▶ **EXERCISE DESCRIPTION**:
Render every entry exactly as it appears.
START TASK INPUTS
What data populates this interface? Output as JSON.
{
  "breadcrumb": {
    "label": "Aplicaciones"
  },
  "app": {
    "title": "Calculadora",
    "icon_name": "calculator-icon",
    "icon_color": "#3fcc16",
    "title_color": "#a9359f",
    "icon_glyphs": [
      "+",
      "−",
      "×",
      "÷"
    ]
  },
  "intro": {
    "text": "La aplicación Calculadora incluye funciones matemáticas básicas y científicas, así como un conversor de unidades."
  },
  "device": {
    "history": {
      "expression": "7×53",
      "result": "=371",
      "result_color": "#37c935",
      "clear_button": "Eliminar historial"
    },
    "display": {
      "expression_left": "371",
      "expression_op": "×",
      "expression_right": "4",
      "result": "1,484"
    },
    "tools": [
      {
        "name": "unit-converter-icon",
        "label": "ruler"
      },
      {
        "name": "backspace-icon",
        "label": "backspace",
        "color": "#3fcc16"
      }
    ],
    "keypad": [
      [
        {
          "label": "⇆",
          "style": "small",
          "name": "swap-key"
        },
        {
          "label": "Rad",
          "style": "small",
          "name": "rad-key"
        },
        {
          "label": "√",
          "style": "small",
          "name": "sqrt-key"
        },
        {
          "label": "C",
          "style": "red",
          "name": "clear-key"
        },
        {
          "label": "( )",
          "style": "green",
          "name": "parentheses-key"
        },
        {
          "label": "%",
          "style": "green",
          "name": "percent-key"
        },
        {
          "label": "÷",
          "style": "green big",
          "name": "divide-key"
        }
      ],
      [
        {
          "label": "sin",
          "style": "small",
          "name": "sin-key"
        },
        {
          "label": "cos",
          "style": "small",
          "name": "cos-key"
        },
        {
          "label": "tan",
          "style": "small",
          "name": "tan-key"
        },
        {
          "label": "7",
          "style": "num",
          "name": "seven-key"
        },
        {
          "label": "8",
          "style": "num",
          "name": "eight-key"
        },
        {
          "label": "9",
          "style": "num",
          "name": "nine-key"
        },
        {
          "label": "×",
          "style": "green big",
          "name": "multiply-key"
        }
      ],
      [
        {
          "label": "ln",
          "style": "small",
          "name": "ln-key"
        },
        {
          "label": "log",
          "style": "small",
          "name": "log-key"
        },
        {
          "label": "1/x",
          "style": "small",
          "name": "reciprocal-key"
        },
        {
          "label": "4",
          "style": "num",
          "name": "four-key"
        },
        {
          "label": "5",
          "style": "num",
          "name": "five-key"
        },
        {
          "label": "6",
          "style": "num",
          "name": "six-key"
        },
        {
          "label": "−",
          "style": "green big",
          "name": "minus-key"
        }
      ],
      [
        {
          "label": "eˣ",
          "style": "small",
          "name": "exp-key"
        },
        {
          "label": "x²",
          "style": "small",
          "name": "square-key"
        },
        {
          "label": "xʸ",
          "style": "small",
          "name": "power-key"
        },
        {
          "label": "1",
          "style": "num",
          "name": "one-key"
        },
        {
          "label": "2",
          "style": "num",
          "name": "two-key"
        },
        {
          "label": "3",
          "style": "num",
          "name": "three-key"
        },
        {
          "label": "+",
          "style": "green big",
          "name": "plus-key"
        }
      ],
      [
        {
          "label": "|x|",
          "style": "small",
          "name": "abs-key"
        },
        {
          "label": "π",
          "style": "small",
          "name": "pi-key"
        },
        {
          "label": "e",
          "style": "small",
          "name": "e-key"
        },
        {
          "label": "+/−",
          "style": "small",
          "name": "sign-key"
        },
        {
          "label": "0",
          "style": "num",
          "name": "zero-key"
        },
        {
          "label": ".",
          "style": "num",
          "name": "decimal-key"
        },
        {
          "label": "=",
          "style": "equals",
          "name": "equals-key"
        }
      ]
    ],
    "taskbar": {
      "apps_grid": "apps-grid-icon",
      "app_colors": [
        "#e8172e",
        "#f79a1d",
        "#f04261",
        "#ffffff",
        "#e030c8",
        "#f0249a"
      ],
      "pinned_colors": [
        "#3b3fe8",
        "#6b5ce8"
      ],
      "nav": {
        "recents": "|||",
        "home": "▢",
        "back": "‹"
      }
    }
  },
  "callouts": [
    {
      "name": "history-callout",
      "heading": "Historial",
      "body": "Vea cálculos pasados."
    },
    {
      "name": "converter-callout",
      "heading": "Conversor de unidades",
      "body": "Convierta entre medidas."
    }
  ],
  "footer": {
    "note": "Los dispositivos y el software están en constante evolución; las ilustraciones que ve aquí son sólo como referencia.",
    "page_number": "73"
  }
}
END TASK INPUTS
▶ **FINAL RESULT**:
What data populates this interface? Output as JSON.
{
  "breadcrumb": {
    "label": "Aplicaciones"
  },
  "app": {
    "title": "Calculadora",
    "icon_name": "calculator-icon",
    "icon_color": "#3fcc16",
    "title_color": "#a9359f",
    "icon_glyphs": [
      "+",
      "−",
      "×",
      "÷"
    ]
  },
  "intro": {
    "text": "La aplicación Calculadora incluye funciones matemáticas básicas y científicas, así como un conversor de unidades."
  },
  "device": {
    "history": {
      "expression": "7×53",
      "result": "=371",
      "result_color": "#37c935",
      "clear_button": "Eliminar historial"
    },
    "display": {
      "expression_left": "371",
      "expression_op": "×",
      "expression_right": "4",
      "result": "1,484"
    },
    "tools": [
      {
        "name": "unit-converter-icon",
        "label": "ruler"
      },
      {
        "name": "backspace-icon",
        "label": "backspace",
        "color": "#3fcc16"
      }
    ],
    "keypad": [
      [
        {
          "label": "⇆",
          "style": "small",
          "name": "swap-key"
        },
        {
          "label": "Rad",
          "style": "small",
          "name": "rad-key"
        },
        {
          "label": "√",
          "style": "small",
          "name": "sqrt-key"
        },
        {
          "label": "C",
          "style": "red",
          "name": "clear-key"
        },
        {
          "label": "( )",
          "style": "green",
          "name": "parentheses-key"
        },
        {
          "label": "%",
          "style": "green",
          "name": "percent-key"
        },
        {
          "label": "÷",
          "style": "green big",
          "name": "divide-key"
        }
      ],
      [
        {
          "label": "sin",
          "style": "small",
          "name": "sin-key"
        },
        {
          "label": "cos",
          "style": "small",
          "name": "cos-key"
        },
        {
          "label": "tan",
          "style": "small",
          "name": "tan-key"
        },
        {
          "label": "7",
          "style": "num",
          "name": "seven-key"
        },
        {
          "label": "8",
          "style": "num",
          "name": "eight-key"
        },
        {
          "label": "9",
          "style": "num",
          "name": "nine-key"
        },
        {
          "label": "×",
          "style": "green big",
          "name": "multiply-key"
        }
      ],
      [
        {
          "label": "ln",
          "style": "small",
          "name": "ln-key"
        },
        {
          "label": "log",
          "style": "small",
          "name": "log-key"
        },
        {
          "label": "1/x",
          "style": "small",
          "name": "reciprocal-key"
        },
        {
          "label": "4",
          "style": "num",
          "name": "four-key"
        },
        {
          "label": "5",
          "style": "num",
          "name": "five-key"
        },
        {
          "label": "6",
          "style": "num",
          "name": "six-key"
        },
        {
          "label": "−",
          "style": "green big",
          "name": "minus-key"
        }
      ],
      [
        {
          "label": "eˣ",
          "style": "small",
          "name": "exp-key"
        },
        {
          "label": "x²",
          "style": "small",
          "name": "square-key"
        },
        {
          "label": "xʸ",
          "style": "small",
          "name": "power-key"
        },
        {
          "label": "1",
          "style": "num",
          "name": "one-key"
        },
        {
          "label": "2",
          "style": "num",
          "name": "two-key"
        },
        {
          "label": "3",
          "style": "num",
          "name": "three-key"
        },
        {
          "label": "+",
          "style": "green big",
          "name": "plus-key"
        }
      ],
      [
        {
          "label": "|x|",
          "style": "small",
          "name": "abs-key"
        },
        {
          "label": "π",
          "style": "small",
          "name": "pi-key"
        },
        {
          "label": "e",
          "style": "small",
          "name": "e-key"
        },
        {
          "label": "+/−",
          "style": "small",
          "name": "sign-key"
        },
        {
          "label": "0",
          "style": "num",
          "name": "zero-key"
        },
        {
          "label": ".",
          "style": "num",
          "name": "decimal-key"
        },
        {
          "label": "=",
          "style": "equals",
          "name": "equals-key"
        }
      ]
    ],
    "taskbar": {
      "apps_grid": "apps-grid-icon",
      "app_colors": [
        "#e8172e",
        "#f79a1d",
        "#f04261",
        "#ffffff",
        "#e030c8",
        "#f0249a"
      ],
      "pinned_colors": [
        "#3b3fe8",
        "#6b5ce8"
      ],
      "nav": {
        "recents": "|||",
        "home": "▢",
        "back": "‹"
      }
    }
  },
  "callouts": [
    {
      "name": "history-callout",
      "heading": "Historial",
      "body": "Vea cálculos pasados."
    },
    {
      "name": "converter-callout",
      "heading": "Conversor de unidades",
      "body": "Convierta entre medidas."
    }
  ],
  "footer": {
    "note": "Los dispositivos y el software están en constante evolución; las ilustraciones que ve aquí son sólo como referencia.",
    "page_number": "73"
  }
}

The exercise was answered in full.